What you will do:
From the entries below, copy every line where the string "attackers" appears.

Items from a document page collection
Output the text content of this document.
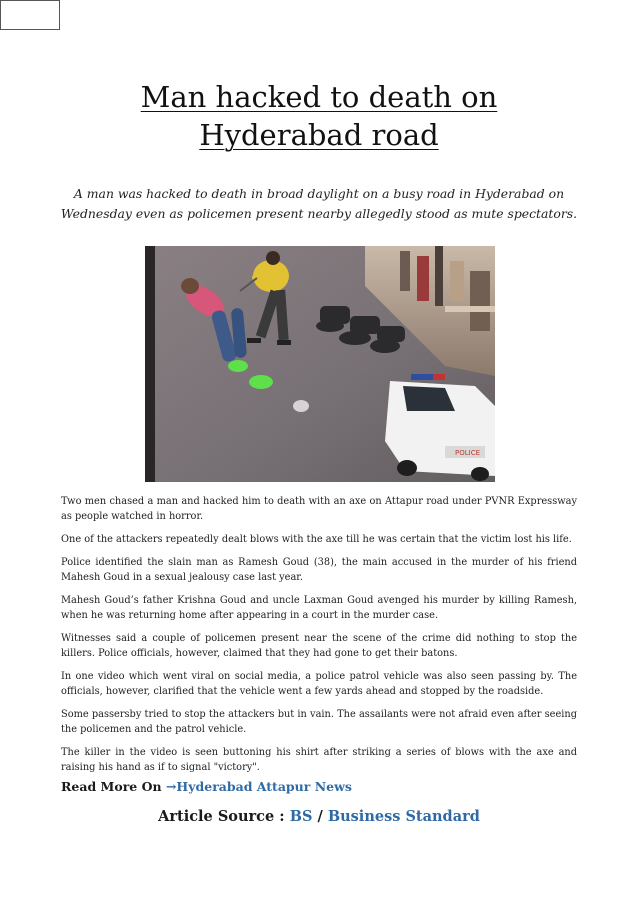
Man hacked to death on
Hyderabad road

A man was hacked to death in broad daylight on a busy road in Hyderabad on Wednesday even as policemen present nearby allegedly stood as mute spectators.

POLICE

Two men chased a man and hacked him to death with an axe on Attapur road under PVNR Expressway as people watched in horror.

One of the attackers repeatedly dealt blows with the axe till he was certain that the victim lost his life.

Police identified the slain man as Ramesh Goud (38), the main accused in the murder of his friend Mahesh Goud in a sexual jealousy case last year.

Mahesh Goud’s father Krishna Goud and uncle Laxman Goud avenged his murder by killing Ramesh, when he was returning home after appearing in a court in the murder case.

Witnesses said a couple of policemen present near the scene of the crime did nothing to stop the killers. Police officials, however, claimed that they had gone to get their batons.

In one video which went viral on social media, a police patrol vehicle was also seen passing by. The officials, however, clarified that the vehicle went a few yards ahead and stopped by the roadside.

Some passersby tried to stop the attackers but in vain. The assailants were not afraid even after seeing the policemen and the patrol vehicle.

The killer in the video is seen buttoning his shirt after striking a series of blows with the axe and raising his hand as if to signal "victory".

Read More On →Hyderabad Attapur News
Article Source : BS / Business Standard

Task output:
One of the attackers repeatedly dealt blows with the axe till he was certain that the victim lost his life.
Some passersby tried to stop the attackers but in vain. The assailants were not afraid even after seeing the policemen and the patrol vehicle.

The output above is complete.